*GIVEN INSTRUCTION:* Say how many lines include the word "quality". Reply with nothing but the number.
**** RECORDS SUPPLIED ****
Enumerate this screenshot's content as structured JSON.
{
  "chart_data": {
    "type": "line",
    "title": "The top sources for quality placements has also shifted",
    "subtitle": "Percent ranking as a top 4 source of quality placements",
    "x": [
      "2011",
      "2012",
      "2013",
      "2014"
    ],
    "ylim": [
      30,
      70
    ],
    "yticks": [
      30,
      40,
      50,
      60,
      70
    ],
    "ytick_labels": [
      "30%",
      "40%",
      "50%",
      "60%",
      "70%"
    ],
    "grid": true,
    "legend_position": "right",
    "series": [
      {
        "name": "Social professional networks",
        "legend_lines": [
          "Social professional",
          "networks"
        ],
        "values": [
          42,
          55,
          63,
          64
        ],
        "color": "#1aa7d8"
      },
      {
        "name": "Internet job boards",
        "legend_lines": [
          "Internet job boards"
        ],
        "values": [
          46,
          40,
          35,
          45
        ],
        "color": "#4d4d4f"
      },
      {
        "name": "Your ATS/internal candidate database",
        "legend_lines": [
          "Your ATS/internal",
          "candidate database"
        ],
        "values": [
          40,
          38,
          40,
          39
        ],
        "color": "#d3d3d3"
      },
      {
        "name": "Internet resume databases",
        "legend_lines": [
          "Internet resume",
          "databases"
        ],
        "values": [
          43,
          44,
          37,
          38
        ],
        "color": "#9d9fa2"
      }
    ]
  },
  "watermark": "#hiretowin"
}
****
*TASK RESPONSE:* 2